What to produce :: Restate the data below word for word. Skip any images it contains.

Dataset entries:
__________________________________________________

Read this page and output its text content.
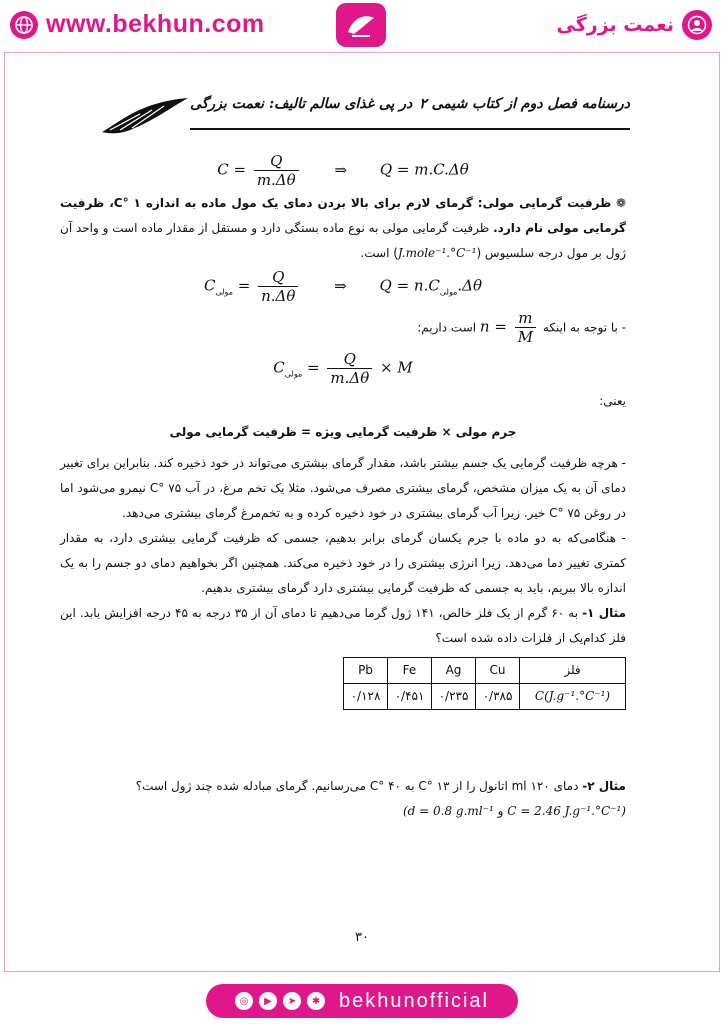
www.bekhun.com	نعمت بزرگی
تالیف: نعمت بزرگی در پی غذای سالم درسنامه فصل دوم از کتاب شیمی ۲
$C = \frac{Q}{m.\Delta\theta}$ ⇒ Q = m.C.Δθ

❁ ظرفیت گرمایی مولی: گرمای لازم برای بالا بردن دمای یک مول ماده به اندازه C° ۱، ظرفیت گرمایی مولی نام دارد. ظرفیت گرمایی مولی به نوع ماده بستگی دارد و مستقل از مقدار ماده است و واحد آن ژول بر مول درجه سلسیوس (J.mole⁻¹.°C⁻¹) است.

$C_{مولی} = \frac{Q}{n.\Delta\theta}$ ⇒ $Q = n.C_{مولی}.\Delta\theta$

- با توجه به اینکه $n = \frac{m}{M}$
است داریم:

$C_{مولی} = \frac{Q}{m.\Delta\theta} \times M$

یعنی:

جرم مولی × ظرفیت گرمایی ویژه = ظرفیت گرمایی مولی

- هرچه ظرفیت گرمایی یک جسم بیشتر باشد، مقدار گرمای بیشتری می‌تواند در خود ذخیره کند. بنابراین برای تغییر دمای آن به یک میزان مشخص، گرمای بیشتری مصرف می‌شود. مثلا یک تخم مرغ، در آب C° ۷۵ نیمرو می‌شود اما در روغن C° ۷۵ خیر. زیرا آب گرمای بیشتری در خود ذخیره کرده و به تخم‌مرغ گرمای بیشتری می‌دهد.

- هنگامی‌که به دو ماده با جرم یکسان گرمای برابر بدهیم، جسمی که ظرفیت گرمایی بیشتری دارد، به مقدار کمتری تغییر دما می‌دهد. زیرا انرژی بیشتری را در خود ذخیره می‌کند. همچنین اگر بخواهیم دمای دو جسم را به یک اندازه بالا ببریم، باید به جسمی که ظرفیت گرمایی بیشتری دارد گرمای بیشتری بدهیم.

مثال ۱- به ۶۰ گرم از یک فلز خالص، ۱۴۱ ژول گرما می‌دهیم تا دمای آن از ۳۵ درجه به ۴۵ درجه افزایش یابد. این فلز کدام‌یک از فلزات داده شده است؟

Pb	Fe	Ag	Cu	فلز
۰/۱۲۸	۰/۴۵۱	۰/۲۳۵	۰/۳۸۵	C(J.g⁻¹.°C⁻¹)

مثال ۲- دمای ۱۲۰ ml اتانول را از C° ۱۳ به C° ۴۰ می‌رسانیم. گرمای مبادله شده چند ژول است؟

C = 2.46 J.g⁻¹.°C⁻¹) و (d = 0.8 g.ml⁻¹

۳۰
◎	▶	➤	✱ bekhunofficial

__________________________________________________

Answer for this exercise ::
Read this page and output its text content.
www.bekhun.com	نعمت بزرگی
تالیف: نعمت بزرگی در پی غذای سالم درسنامه فصل دوم از کتاب شیمی ۲
$C = \frac{Q}{m.\Delta\theta}$ ⇒ Q = m.C.Δθ

❁ ظرفیت گرمایی مولی: گرمای لازم برای بالا بردن دمای یک مول ماده به اندازه C° ۱، ظرفیت گرمایی مولی نام دارد. ظرفیت گرمایی مولی به نوع ماده بستگی دارد و مستقل از مقدار ماده است و واحد آن ژول بر مول درجه سلسیوس (J.mole⁻¹.°C⁻¹) است.

$C_{مولی} = \frac{Q}{n.\Delta\theta}$ ⇒ $Q = n.C_{مولی}.\Delta\theta$

- با توجه به اینکه $n = \frac{m}{M}$
است داریم:

$C_{مولی} = \frac{Q}{m.\Delta\theta} \times M$

یعنی:

جرم مولی × ظرفیت گرمایی ویژه = ظرفیت گرمایی مولی

- هرچه ظرفیت گرمایی یک جسم بیشتر باشد، مقدار گرمای بیشتری می‌تواند در خود ذخیره کند. بنابراین برای تغییر دمای آن به یک میزان مشخص، گرمای بیشتری مصرف می‌شود. مثلا یک تخم مرغ، در آب C° ۷۵ نیمرو می‌شود اما در روغن C° ۷۵ خیر. زیرا آب گرمای بیشتری در خود ذخیره کرده و به تخم‌مرغ گرمای بیشتری می‌دهد.

- هنگامی‌که به دو ماده با جرم یکسان گرمای برابر بدهیم، جسمی که ظرفیت گرمایی بیشتری دارد، به مقدار کمتری تغییر دما می‌دهد. زیرا انرژی بیشتری را در خود ذخیره می‌کند. همچنین اگر بخواهیم دمای دو جسم را به یک اندازه بالا ببریم، باید به جسمی که ظرفیت گرمایی بیشتری دارد گرمای بیشتری بدهیم.

مثال ۱- به ۶۰ گرم از یک فلز خالص، ۱۴۱ ژول گرما می‌دهیم تا دمای آن از ۳۵ درجه به ۴۵ درجه افزایش یابد. این فلز کدام‌یک از فلزات داده شده است؟

Pb	Fe	Ag	Cu	فلز
۰/۱۲۸	۰/۴۵۱	۰/۲۳۵	۰/۳۸۵	C(J.g⁻¹.°C⁻¹)

مثال ۲- دمای ۱۲۰ ml اتانول را از C° ۱۳ به C° ۴۰ می‌رسانیم. گرمای مبادله شده چند ژول است؟

C = 2.46 J.g⁻¹.°C⁻¹) و (d = 0.8 g.ml⁻¹

۳۰
◎	▶	➤	✱ bekhunofficial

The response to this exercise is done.